_TASK DESCRIPTION:_ Repeat every line of the material, character for character.

_TASK INPUT:_
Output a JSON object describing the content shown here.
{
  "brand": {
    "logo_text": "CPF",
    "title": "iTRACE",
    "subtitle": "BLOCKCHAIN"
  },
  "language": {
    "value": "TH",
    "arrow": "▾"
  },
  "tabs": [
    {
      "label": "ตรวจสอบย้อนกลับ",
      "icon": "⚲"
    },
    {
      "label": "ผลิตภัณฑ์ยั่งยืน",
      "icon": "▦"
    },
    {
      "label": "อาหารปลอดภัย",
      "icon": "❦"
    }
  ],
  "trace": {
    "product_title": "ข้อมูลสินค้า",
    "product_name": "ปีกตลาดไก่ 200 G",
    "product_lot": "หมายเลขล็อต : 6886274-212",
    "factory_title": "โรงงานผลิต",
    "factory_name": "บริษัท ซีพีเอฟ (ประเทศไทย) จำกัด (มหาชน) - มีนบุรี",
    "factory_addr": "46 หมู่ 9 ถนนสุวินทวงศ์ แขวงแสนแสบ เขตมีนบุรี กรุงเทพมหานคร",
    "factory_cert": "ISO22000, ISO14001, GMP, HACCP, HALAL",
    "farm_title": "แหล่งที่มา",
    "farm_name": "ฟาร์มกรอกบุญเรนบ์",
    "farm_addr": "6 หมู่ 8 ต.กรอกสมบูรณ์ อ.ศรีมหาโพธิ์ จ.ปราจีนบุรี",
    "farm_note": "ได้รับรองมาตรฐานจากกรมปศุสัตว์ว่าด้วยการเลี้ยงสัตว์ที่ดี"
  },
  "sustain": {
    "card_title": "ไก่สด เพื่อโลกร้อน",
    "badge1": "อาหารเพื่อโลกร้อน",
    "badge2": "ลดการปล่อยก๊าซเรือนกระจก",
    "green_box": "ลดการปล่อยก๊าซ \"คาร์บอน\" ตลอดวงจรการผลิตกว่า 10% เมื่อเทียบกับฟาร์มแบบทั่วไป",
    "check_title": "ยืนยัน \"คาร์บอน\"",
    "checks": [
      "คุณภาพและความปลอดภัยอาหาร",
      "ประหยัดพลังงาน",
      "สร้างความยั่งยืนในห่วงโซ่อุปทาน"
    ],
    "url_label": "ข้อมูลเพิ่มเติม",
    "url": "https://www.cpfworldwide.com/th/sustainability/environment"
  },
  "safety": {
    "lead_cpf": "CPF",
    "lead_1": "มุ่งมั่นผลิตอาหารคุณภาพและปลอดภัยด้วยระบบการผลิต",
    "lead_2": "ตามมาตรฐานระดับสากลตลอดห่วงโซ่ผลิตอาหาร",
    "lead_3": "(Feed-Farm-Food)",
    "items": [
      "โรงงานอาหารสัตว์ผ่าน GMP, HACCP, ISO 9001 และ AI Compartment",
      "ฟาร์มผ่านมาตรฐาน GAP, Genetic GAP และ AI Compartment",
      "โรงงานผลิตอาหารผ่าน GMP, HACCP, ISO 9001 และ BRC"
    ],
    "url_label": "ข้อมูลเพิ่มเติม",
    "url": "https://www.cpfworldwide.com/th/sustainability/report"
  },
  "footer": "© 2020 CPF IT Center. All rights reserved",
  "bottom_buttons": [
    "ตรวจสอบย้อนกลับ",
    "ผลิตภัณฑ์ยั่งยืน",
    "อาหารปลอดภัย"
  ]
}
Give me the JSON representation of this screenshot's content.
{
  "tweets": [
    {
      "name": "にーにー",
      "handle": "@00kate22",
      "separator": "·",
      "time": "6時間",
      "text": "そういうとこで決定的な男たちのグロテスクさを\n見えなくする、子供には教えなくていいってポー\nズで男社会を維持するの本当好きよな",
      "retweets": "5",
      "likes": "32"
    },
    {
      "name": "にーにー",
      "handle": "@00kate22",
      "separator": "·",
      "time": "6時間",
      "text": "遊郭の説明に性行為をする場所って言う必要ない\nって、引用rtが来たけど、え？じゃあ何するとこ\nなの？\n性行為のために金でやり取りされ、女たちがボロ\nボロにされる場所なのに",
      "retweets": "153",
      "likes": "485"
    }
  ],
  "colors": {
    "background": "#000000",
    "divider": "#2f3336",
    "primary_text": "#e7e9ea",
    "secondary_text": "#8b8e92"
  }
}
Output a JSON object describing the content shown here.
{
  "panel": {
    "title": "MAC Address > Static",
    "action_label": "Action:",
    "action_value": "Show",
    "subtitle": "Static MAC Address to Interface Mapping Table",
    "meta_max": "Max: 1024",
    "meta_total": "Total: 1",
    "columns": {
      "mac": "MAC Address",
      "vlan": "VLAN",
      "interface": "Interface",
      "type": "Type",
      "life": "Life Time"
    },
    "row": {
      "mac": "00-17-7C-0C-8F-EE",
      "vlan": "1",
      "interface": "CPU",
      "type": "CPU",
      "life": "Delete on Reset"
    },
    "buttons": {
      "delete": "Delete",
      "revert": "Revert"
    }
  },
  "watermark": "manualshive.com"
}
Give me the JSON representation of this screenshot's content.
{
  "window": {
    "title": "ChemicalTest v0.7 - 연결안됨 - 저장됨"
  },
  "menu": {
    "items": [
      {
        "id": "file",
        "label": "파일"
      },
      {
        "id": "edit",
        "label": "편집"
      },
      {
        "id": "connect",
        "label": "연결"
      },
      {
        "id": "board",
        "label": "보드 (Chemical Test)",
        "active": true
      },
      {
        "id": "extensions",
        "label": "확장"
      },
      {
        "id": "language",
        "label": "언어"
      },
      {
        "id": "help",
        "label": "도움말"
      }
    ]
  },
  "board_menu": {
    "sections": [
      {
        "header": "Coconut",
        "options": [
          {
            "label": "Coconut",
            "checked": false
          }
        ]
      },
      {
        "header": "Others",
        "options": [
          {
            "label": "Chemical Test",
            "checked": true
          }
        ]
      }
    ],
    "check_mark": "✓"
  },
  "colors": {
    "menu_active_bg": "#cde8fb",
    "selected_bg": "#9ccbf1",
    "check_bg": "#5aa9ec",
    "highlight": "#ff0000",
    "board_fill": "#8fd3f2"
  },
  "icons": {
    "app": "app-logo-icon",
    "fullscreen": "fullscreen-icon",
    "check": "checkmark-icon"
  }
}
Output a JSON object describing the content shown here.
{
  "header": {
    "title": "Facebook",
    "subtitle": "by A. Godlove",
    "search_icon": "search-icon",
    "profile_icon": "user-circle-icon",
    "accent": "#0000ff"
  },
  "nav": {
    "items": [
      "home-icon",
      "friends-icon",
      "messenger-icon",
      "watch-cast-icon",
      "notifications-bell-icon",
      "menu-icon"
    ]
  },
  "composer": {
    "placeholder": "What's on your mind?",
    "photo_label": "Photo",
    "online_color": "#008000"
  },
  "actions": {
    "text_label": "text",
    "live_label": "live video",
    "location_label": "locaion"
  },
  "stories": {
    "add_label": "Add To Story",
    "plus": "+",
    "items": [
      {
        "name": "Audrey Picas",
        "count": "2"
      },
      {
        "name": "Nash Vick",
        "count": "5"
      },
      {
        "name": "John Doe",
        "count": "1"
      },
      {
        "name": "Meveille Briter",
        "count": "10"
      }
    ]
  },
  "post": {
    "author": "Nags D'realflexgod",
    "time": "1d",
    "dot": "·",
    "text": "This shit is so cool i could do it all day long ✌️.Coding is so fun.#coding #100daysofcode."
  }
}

_REPLY:_
Output a JSON object describing the content shown here.
{
  "brand": {
    "logo_text": "CPF",
    "title": "iTRACE",
    "subtitle": "BLOCKCHAIN"
  },
  "language": {
    "value": "TH",
    "arrow": "▾"
  },
  "tabs": [
    {
      "label": "ตรวจสอบย้อนกลับ",
      "icon": "⚲"
    },
    {
      "label": "ผลิตภัณฑ์ยั่งยืน",
      "icon": "▦"
    },
    {
      "label": "อาหารปลอดภัย",
      "icon": "❦"
    }
  ],
  "trace": {
    "product_title": "ข้อมูลสินค้า",
    "product_name": "ปีกตลาดไก่ 200 G",
    "product_lot": "หมายเลขล็อต : 6886274-212",
    "factory_title": "โรงงานผลิต",
    "factory_name": "บริษัท ซีพีเอฟ (ประเทศไทย) จำกัด (มหาชน) - มีนบุรี",
    "factory_addr": "46 หมู่ 9 ถนนสุวินทวงศ์ แขวงแสนแสบ เขตมีนบุรี กรุงเทพมหานคร",
    "factory_cert": "ISO22000, ISO14001, GMP, HACCP, HALAL",
    "farm_title": "แหล่งที่มา",
    "farm_name": "ฟาร์มกรอกบุญเรนบ์",
    "farm_addr": "6 หมู่ 8 ต.กรอกสมบูรณ์ อ.ศรีมหาโพธิ์ จ.ปราจีนบุรี",
    "farm_note": "ได้รับรองมาตรฐานจากกรมปศุสัตว์ว่าด้วยการเลี้ยงสัตว์ที่ดี"
  },
  "sustain": {
    "card_title": "ไก่สด เพื่อโลกร้อน",
    "badge1": "อาหารเพื่อโลกร้อน",
    "badge2": "ลดการปล่อยก๊าซเรือนกระจก",
    "green_box": "ลดการปล่อยก๊าซ \"คาร์บอน\" ตลอดวงจรการผลิตกว่า 10% เมื่อเทียบกับฟาร์มแบบทั่วไป",
    "check_title": "ยืนยัน \"คาร์บอน\"",
    "checks": [
      "คุณภาพและความปลอดภัยอาหาร",
      "ประหยัดพลังงาน",
      "สร้างความยั่งยืนในห่วงโซ่อุปทาน"
    ],
    "url_label": "ข้อมูลเพิ่มเติม",
    "url": "https://www.cpfworldwide.com/th/sustainability/environment"
  },
  "safety": {
    "lead_cpf": "CPF",
    "lead_1": "มุ่งมั่นผลิตอาหารคุณภาพและปลอดภัยด้วยระบบการผลิต",
    "lead_2": "ตามมาตรฐานระดับสากลตลอดห่วงโซ่ผลิตอาหาร",
    "lead_3": "(Feed-Farm-Food)",
    "items": [
      "โรงงานอาหารสัตว์ผ่าน GMP, HACCP, ISO 9001 และ AI Compartment",
      "ฟาร์มผ่านมาตรฐาน GAP, Genetic GAP และ AI Compartment",
      "โรงงานผลิตอาหารผ่าน GMP, HACCP, ISO 9001 และ BRC"
    ],
    "url_label": "ข้อมูลเพิ่มเติม",
    "url": "https://www.cpfworldwide.com/th/sustainability/report"
  },
  "footer": "© 2020 CPF IT Center. All rights reserved",
  "bottom_buttons": [
    "ตรวจสอบย้อนกลับ",
    "ผลิตภัณฑ์ยั่งยืน",
    "อาหารปลอดภัย"
  ]
}
Give me the JSON representation of this screenshot's content.
{
  "tweets": [
    {
      "name": "にーにー",
      "handle": "@00kate22",
      "separator": "·",
      "time": "6時間",
      "text": "そういうとこで決定的な男たちのグロテスクさを\n見えなくする、子供には教えなくていいってポー\nズで男社会を維持するの本当好きよな",
      "retweets": "5",
      "likes": "32"
    },
    {
      "name": "にーにー",
      "handle": "@00kate22",
      "separator": "·",
      "time": "6時間",
      "text": "遊郭の説明に性行為をする場所って言う必要ない\nって、引用rtが来たけど、え？じゃあ何するとこ\nなの？\n性行為のために金でやり取りされ、女たちがボロ\nボロにされる場所なのに",
      "retweets": "153",
      "likes": "485"
    }
  ],
  "colors": {
    "background": "#000000",
    "divider": "#2f3336",
    "primary_text": "#e7e9ea",
    "secondary_text": "#8b8e92"
  }
}
Output a JSON object describing the content shown here.
{
  "panel": {
    "title": "MAC Address > Static",
    "action_label": "Action:",
    "action_value": "Show",
    "subtitle": "Static MAC Address to Interface Mapping Table",
    "meta_max": "Max: 1024",
    "meta_total": "Total: 1",
    "columns": {
      "mac": "MAC Address",
      "vlan": "VLAN",
      "interface": "Interface",
      "type": "Type",
      "life": "Life Time"
    },
    "row": {
      "mac": "00-17-7C-0C-8F-EE",
      "vlan": "1",
      "interface": "CPU",
      "type": "CPU",
      "life": "Delete on Reset"
    },
    "buttons": {
      "delete": "Delete",
      "revert": "Revert"
    }
  },
  "watermark": "manualshive.com"
}
Give me the JSON representation of this screenshot's content.
{
  "window": {
    "title": "ChemicalTest v0.7 - 연결안됨 - 저장됨"
  },
  "menu": {
    "items": [
      {
        "id": "file",
        "label": "파일"
      },
      {
        "id": "edit",
        "label": "편집"
      },
      {
        "id": "connect",
        "label": "연결"
      },
      {
        "id": "board",
        "label": "보드 (Chemical Test)",
        "active": true
      },
      {
        "id": "extensions",
        "label": "확장"
      },
      {
        "id": "language",
        "label": "언어"
      },
      {
        "id": "help",
        "label": "도움말"
      }
    ]
  },
  "board_menu": {
    "sections": [
      {
        "header": "Coconut",
        "options": [
          {
            "label": "Coconut",
            "checked": false
          }
        ]
      },
      {
        "header": "Others",
        "options": [
          {
            "label": "Chemical Test",
            "checked": true
          }
        ]
      }
    ],
    "check_mark": "✓"
  },
  "colors": {
    "menu_active_bg": "#cde8fb",
    "selected_bg": "#9ccbf1",
    "check_bg": "#5aa9ec",
    "highlight": "#ff0000",
    "board_fill": "#8fd3f2"
  },
  "icons": {
    "app": "app-logo-icon",
    "fullscreen": "fullscreen-icon",
    "check": "checkmark-icon"
  }
}
Output a JSON object describing the content shown here.
{
  "header": {
    "title": "Facebook",
    "subtitle": "by A. Godlove",
    "search_icon": "search-icon",
    "profile_icon": "user-circle-icon",
    "accent": "#0000ff"
  },
  "nav": {
    "items": [
      "home-icon",
      "friends-icon",
      "messenger-icon",
      "watch-cast-icon",
      "notifications-bell-icon",
      "menu-icon"
    ]
  },
  "composer": {
    "placeholder": "What's on your mind?",
    "photo_label": "Photo",
    "online_color": "#008000"
  },
  "actions": {
    "text_label": "text",
    "live_label": "live video",
    "location_label": "locaion"
  },
  "stories": {
    "add_label": "Add To Story",
    "plus": "+",
    "items": [
      {
        "name": "Audrey Picas",
        "count": "2"
      },
      {
        "name": "Nash Vick",
        "count": "5"
      },
      {
        "name": "John Doe",
        "count": "1"
      },
      {
        "name": "Meveille Briter",
        "count": "10"
      }
    ]
  },
  "post": {
    "author": "Nags D'realflexgod",
    "time": "1d",
    "dot": "·",
    "text": "This shit is so cool i could do it all day long ✌️.Coding is so fun.#coding #100daysofcode."
  }
}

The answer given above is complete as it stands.